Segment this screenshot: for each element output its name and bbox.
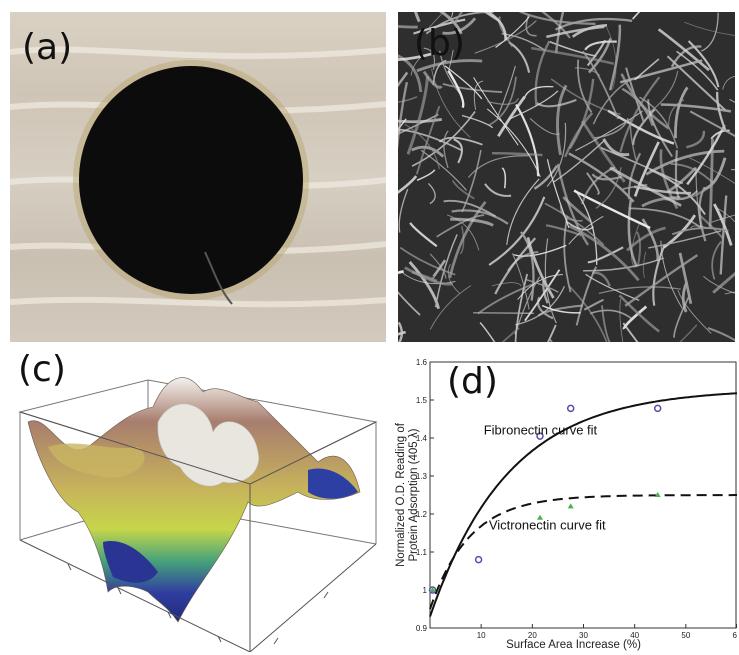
panel-c-surface-plot: (c) [8,352,386,652]
victronectin-point [654,492,661,497]
fibronectin-point [474,555,483,564]
victronectin-point [567,503,574,509]
y-tick-label: 1.1 [416,548,428,557]
fibronectin-curve-fit [429,392,737,617]
victronectin-point [429,587,436,592]
y-axis-label-line2: Protein Adsorption (405 λ) [408,428,420,561]
panel-label-a: (a) [22,27,73,68]
y-tick-label: 0.9 [416,624,428,633]
x-tick-label: 40 [630,631,639,640]
nanofiber-micrograph [398,12,735,342]
y-axis-label-line1: Normalized O.D. Reading of [395,422,407,567]
3d-surface [18,377,378,652]
victronectin-point [537,514,544,520]
fibronectin-annotation: Fibronectin curve fit [484,422,598,437]
panel-label-c: (c) [18,352,66,390]
panel-d-chart: 0.9 1 1.1 1.2 1.3 1.4 1.5 1.6 10 20 30 40 50 60 Fibro… [392,352,737,652]
y-tick-label: 1.6 [416,358,428,367]
victronectin-curve-fit [429,494,737,610]
x-tick-label: 20 [528,631,537,640]
x-tick-label: 30 [579,631,588,640]
substrate-photo [10,46,386,308]
panel-a-photo: (a) [10,12,386,342]
x-tick-label: 10 [477,631,486,640]
panel-label-d: (d) [447,361,498,402]
panel-b-sem-image: (b) [398,12,735,342]
y-tick-label: 1.5 [416,396,428,405]
panel-label-b: (b) [414,23,465,64]
protein-adsorption-chart: 0.9 1 1.1 1.2 1.3 1.4 1.5 1.6 10 20 30 40 50 60 Fibro… [395,358,737,651]
y-tick-label: 1.2 [416,510,428,519]
fibronectin-point [653,404,662,413]
fibronectin-point [566,404,575,413]
y-tick-label: 1.3 [416,472,428,481]
victronectin-annotation: Victronectin curve fit [489,517,606,532]
x-tick-label: 60 [733,631,737,640]
x-axis-label: Surface Area Increase (%) [506,639,641,651]
dark-circle [79,66,303,294]
x-tick-label: 50 [681,631,690,640]
y-tick-label: 1 [423,586,428,595]
fibronectin-point [536,432,544,440]
y-tick-label: 1.4 [416,434,428,443]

···

Wherever the listing shows a picture, omit it and output the rest exactly as given.

Segment this screenshot: for each element output its name and bbox.
panel-c-surface-plot: (c) [8,352,386,652]
victronectin-point [654,492,661,497]
fibronectin-point [474,555,483,564]
victronectin-point [567,503,574,509]
y-tick-label: 1.1 [416,548,428,557]
fibronectin-curve-fit [429,392,737,617]
victronectin-point [429,587,436,592]
y-axis-label-line2: Protein Adsorption (405 λ) [408,428,420,561]
panel-label-a: (a) [22,27,73,68]
y-tick-label: 0.9 [416,624,428,633]
x-tick-label: 40 [630,631,639,640]
nanofiber-micrograph [398,12,735,342]
y-axis-label-line1: Normalized O.D. Reading of [395,422,407,567]
3d-surface [18,377,378,652]
victronectin-point [537,514,544,520]
fibronectin-annotation: Fibronectin curve fit [484,422,598,437]
panel-label-c: (c) [18,352,66,390]
panel-d-chart: 0.9 1 1.1 1.2 1.3 1.4 1.5 1.6 10 20 30 40 50 60 Fibro… [392,352,737,652]
y-tick-label: 1.6 [416,358,428,367]
victronectin-curve-fit [429,494,737,610]
x-tick-label: 20 [528,631,537,640]
x-tick-label: 30 [579,631,588,640]
substrate-photo [10,46,386,308]
panel-a-photo: (a) [10,12,386,342]
x-tick-label: 10 [477,631,486,640]
panel-label-d: (d) [447,361,498,402]
panel-b-sem-image: (b) [398,12,735,342]
y-tick-label: 1.5 [416,396,428,405]
panel-label-b: (b) [414,23,465,64]
protein-adsorption-chart: 0.9 1 1.1 1.2 1.3 1.4 1.5 1.6 10 20 30 40 50 60 Fibro… [395,358,737,651]
y-tick-label: 1.2 [416,510,428,519]
fibronectin-point [653,404,662,413]
fibronectin-point [566,404,575,413]
y-tick-label: 1.3 [416,472,428,481]
victronectin-annotation: Victronectin curve fit [489,517,606,532]
x-tick-label: 60 [733,631,737,640]
x-axis-label: Surface Area Increase (%) [506,639,641,651]
dark-circle [79,66,303,294]
x-tick-label: 50 [681,631,690,640]
y-tick-label: 1 [423,586,428,595]
fibronectin-point [536,432,544,440]
y-tick-label: 1.4 [416,434,428,443]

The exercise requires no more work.